Set the following entries down again exactly, line by line.

## Task material
****

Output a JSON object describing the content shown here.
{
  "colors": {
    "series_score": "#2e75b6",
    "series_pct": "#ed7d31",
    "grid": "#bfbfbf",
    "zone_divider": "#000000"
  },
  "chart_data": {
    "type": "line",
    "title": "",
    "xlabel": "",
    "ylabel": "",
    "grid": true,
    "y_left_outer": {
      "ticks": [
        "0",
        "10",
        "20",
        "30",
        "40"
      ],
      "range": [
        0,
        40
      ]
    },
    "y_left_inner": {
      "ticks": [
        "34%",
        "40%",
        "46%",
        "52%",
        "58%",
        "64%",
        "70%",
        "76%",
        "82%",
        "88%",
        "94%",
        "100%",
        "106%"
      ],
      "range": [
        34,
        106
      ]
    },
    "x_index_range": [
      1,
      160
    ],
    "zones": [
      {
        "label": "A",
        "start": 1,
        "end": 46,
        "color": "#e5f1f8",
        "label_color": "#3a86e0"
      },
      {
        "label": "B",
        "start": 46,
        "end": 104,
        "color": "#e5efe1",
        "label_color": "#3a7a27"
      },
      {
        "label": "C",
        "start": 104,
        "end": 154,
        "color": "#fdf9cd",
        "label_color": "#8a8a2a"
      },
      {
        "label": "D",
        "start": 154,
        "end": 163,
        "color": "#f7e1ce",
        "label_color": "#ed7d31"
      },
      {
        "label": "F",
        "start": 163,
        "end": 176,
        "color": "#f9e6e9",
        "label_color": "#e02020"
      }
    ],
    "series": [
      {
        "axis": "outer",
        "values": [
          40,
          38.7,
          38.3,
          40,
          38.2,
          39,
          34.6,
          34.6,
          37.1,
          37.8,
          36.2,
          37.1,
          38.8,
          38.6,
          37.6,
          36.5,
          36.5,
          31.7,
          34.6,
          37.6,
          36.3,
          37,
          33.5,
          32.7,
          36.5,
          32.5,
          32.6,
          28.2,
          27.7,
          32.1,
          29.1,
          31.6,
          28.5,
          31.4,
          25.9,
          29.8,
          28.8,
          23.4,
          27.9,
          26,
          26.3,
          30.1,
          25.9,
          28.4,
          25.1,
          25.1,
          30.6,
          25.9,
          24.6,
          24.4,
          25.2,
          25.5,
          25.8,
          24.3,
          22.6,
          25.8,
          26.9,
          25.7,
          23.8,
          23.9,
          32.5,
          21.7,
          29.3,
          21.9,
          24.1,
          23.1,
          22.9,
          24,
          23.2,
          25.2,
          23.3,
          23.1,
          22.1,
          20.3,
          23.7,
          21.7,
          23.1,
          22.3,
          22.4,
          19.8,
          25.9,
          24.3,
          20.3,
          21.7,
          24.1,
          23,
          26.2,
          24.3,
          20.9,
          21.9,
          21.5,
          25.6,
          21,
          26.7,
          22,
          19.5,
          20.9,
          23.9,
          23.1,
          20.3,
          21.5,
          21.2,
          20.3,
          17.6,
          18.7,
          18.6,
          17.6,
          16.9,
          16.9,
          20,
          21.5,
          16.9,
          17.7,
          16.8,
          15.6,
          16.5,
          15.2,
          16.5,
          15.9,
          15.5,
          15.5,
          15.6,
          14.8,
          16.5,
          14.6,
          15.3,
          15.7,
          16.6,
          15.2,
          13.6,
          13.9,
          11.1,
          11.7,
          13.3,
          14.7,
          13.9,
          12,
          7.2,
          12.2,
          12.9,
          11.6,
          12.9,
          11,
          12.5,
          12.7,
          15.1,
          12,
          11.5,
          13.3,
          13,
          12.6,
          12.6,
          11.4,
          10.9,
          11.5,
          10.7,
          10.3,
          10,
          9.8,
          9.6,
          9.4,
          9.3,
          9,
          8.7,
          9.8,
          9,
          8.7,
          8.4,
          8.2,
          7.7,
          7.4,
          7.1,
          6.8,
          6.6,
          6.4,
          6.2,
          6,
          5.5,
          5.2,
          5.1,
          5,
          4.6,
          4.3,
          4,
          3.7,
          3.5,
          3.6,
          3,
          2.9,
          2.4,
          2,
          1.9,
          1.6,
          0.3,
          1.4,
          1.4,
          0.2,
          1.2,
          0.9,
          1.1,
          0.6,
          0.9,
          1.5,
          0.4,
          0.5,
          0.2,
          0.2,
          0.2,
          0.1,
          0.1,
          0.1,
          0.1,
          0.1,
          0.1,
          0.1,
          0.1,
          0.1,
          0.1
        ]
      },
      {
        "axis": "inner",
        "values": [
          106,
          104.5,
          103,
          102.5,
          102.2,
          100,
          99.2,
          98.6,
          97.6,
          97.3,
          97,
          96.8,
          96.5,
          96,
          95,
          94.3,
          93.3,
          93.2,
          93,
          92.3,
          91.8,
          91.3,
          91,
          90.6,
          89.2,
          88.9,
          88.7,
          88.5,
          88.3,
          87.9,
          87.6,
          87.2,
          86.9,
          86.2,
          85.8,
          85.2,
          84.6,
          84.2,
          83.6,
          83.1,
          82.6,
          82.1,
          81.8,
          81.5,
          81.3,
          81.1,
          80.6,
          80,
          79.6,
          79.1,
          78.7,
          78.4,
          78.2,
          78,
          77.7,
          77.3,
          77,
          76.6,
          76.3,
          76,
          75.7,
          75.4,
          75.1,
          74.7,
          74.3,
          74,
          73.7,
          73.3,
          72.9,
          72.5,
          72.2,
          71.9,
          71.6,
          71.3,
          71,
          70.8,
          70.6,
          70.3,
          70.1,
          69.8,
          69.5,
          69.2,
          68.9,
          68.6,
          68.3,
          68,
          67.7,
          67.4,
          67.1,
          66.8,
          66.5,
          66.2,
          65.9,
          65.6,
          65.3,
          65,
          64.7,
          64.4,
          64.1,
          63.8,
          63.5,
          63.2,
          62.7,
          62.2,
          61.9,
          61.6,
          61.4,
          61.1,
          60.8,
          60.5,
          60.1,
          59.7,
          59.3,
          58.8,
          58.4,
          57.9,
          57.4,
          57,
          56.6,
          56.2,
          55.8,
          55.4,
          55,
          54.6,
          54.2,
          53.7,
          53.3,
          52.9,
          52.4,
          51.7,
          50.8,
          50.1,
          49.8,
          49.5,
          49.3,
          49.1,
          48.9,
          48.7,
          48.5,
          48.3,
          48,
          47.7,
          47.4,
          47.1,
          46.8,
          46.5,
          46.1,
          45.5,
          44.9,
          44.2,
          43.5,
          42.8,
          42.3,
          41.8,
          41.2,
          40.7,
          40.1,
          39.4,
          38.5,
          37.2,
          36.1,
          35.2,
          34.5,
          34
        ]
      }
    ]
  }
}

****

## Result for this task
Output a JSON object describing the content shown here.
{
  "colors": {
    "series_score": "#2e75b6",
    "series_pct": "#ed7d31",
    "grid": "#bfbfbf",
    "zone_divider": "#000000"
  },
  "chart_data": {
    "type": "line",
    "title": "",
    "xlabel": "",
    "ylabel": "",
    "grid": true,
    "y_left_outer": {
      "ticks": [
        "0",
        "10",
        "20",
        "30",
        "40"
      ],
      "range": [
        0,
        40
      ]
    },
    "y_left_inner": {
      "ticks": [
        "34%",
        "40%",
        "46%",
        "52%",
        "58%",
        "64%",
        "70%",
        "76%",
        "82%",
        "88%",
        "94%",
        "100%",
        "106%"
      ],
      "range": [
        34,
        106
      ]
    },
    "x_index_range": [
      1,
      160
    ],
    "zones": [
      {
        "label": "A",
        "start": 1,
        "end": 46,
        "color": "#e5f1f8",
        "label_color": "#3a86e0"
      },
      {
        "label": "B",
        "start": 46,
        "end": 104,
        "color": "#e5efe1",
        "label_color": "#3a7a27"
      },
      {
        "label": "C",
        "start": 104,
        "end": 154,
        "color": "#fdf9cd",
        "label_color": "#8a8a2a"
      },
      {
        "label": "D",
        "start": 154,
        "end": 163,
        "color": "#f7e1ce",
        "label_color": "#ed7d31"
      },
      {
        "label": "F",
        "start": 163,
        "end": 176,
        "color": "#f9e6e9",
        "label_color": "#e02020"
      }
    ],
    "series": [
      {
        "axis": "outer",
        "values": [
          40,
          38.7,
          38.3,
          40,
          38.2,
          39,
          34.6,
          34.6,
          37.1,
          37.8,
          36.2,
          37.1,
          38.8,
          38.6,
          37.6,
          36.5,
          36.5,
          31.7,
          34.6,
          37.6,
          36.3,
          37,
          33.5,
          32.7,
          36.5,
          32.5,
          32.6,
          28.2,
          27.7,
          32.1,
          29.1,
          31.6,
          28.5,
          31.4,
          25.9,
          29.8,
          28.8,
          23.4,
          27.9,
          26,
          26.3,
          30.1,
          25.9,
          28.4,
          25.1,
          25.1,
          30.6,
          25.9,
          24.6,
          24.4,
          25.2,
          25.5,
          25.8,
          24.3,
          22.6,
          25.8,
          26.9,
          25.7,
          23.8,
          23.9,
          32.5,
          21.7,
          29.3,
          21.9,
          24.1,
          23.1,
          22.9,
          24,
          23.2,
          25.2,
          23.3,
          23.1,
          22.1,
          20.3,
          23.7,
          21.7,
          23.1,
          22.3,
          22.4,
          19.8,
          25.9,
          24.3,
          20.3,
          21.7,
          24.1,
          23,
          26.2,
          24.3,
          20.9,
          21.9,
          21.5,
          25.6,
          21,
          26.7,
          22,
          19.5,
          20.9,
          23.9,
          23.1,
          20.3,
          21.5,
          21.2,
          20.3,
          17.6,
          18.7,
          18.6,
          17.6,
          16.9,
          16.9,
          20,
          21.5,
          16.9,
          17.7,
          16.8,
          15.6,
          16.5,
          15.2,
          16.5,
          15.9,
          15.5,
          15.5,
          15.6,
          14.8,
          16.5,
          14.6,
          15.3,
          15.7,
          16.6,
          15.2,
          13.6,
          13.9,
          11.1,
          11.7,
          13.3,
          14.7,
          13.9,
          12,
          7.2,
          12.2,
          12.9,
          11.6,
          12.9,
          11,
          12.5,
          12.7,
          15.1,
          12,
          11.5,
          13.3,
          13,
          12.6,
          12.6,
          11.4,
          10.9,
          11.5,
          10.7,
          10.3,
          10,
          9.8,
          9.6,
          9.4,
          9.3,
          9,
          8.7,
          9.8,
          9,
          8.7,
          8.4,
          8.2,
          7.7,
          7.4,
          7.1,
          6.8,
          6.6,
          6.4,
          6.2,
          6,
          5.5,
          5.2,
          5.1,
          5,
          4.6,
          4.3,
          4,
          3.7,
          3.5,
          3.6,
          3,
          2.9,
          2.4,
          2,
          1.9,
          1.6,
          0.3,
          1.4,
          1.4,
          0.2,
          1.2,
          0.9,
          1.1,
          0.6,
          0.9,
          1.5,
          0.4,
          0.5,
          0.2,
          0.2,
          0.2,
          0.1,
          0.1,
          0.1,
          0.1,
          0.1,
          0.1,
          0.1,
          0.1,
          0.1,
          0.1
        ]
      },
      {
        "axis": "inner",
        "values": [
          106,
          104.5,
          103,
          102.5,
          102.2,
          100,
          99.2,
          98.6,
          97.6,
          97.3,
          97,
          96.8,
          96.5,
          96,
          95,
          94.3,
          93.3,
          93.2,
          93,
          92.3,
          91.8,
          91.3,
          91,
          90.6,
          89.2,
          88.9,
          88.7,
          88.5,
          88.3,
          87.9,
          87.6,
          87.2,
          86.9,
          86.2,
          85.8,
          85.2,
          84.6,
          84.2,
          83.6,
          83.1,
          82.6,
          82.1,
          81.8,
          81.5,
          81.3,
          81.1,
          80.6,
          80,
          79.6,
          79.1,
          78.7,
          78.4,
          78.2,
          78,
          77.7,
          77.3,
          77,
          76.6,
          76.3,
          76,
          75.7,
          75.4,
          75.1,
          74.7,
          74.3,
          74,
          73.7,
          73.3,
          72.9,
          72.5,
          72.2,
          71.9,
          71.6,
          71.3,
          71,
          70.8,
          70.6,
          70.3,
          70.1,
          69.8,
          69.5,
          69.2,
          68.9,
          68.6,
          68.3,
          68,
          67.7,
          67.4,
          67.1,
          66.8,
          66.5,
          66.2,
          65.9,
          65.6,
          65.3,
          65,
          64.7,
          64.4,
          64.1,
          63.8,
          63.5,
          63.2,
          62.7,
          62.2,
          61.9,
          61.6,
          61.4,
          61.1,
          60.8,
          60.5,
          60.1,
          59.7,
          59.3,
          58.8,
          58.4,
          57.9,
          57.4,
          57,
          56.6,
          56.2,
          55.8,
          55.4,
          55,
          54.6,
          54.2,
          53.7,
          53.3,
          52.9,
          52.4,
          51.7,
          50.8,
          50.1,
          49.8,
          49.5,
          49.3,
          49.1,
          48.9,
          48.7,
          48.5,
          48.3,
          48,
          47.7,
          47.4,
          47.1,
          46.8,
          46.5,
          46.1,
          45.5,
          44.9,
          44.2,
          43.5,
          42.8,
          42.3,
          41.8,
          41.2,
          40.7,
          40.1,
          39.4,
          38.5,
          37.2,
          36.1,
          35.2,
          34.5,
          34
        ]
      }
    ]
  }
}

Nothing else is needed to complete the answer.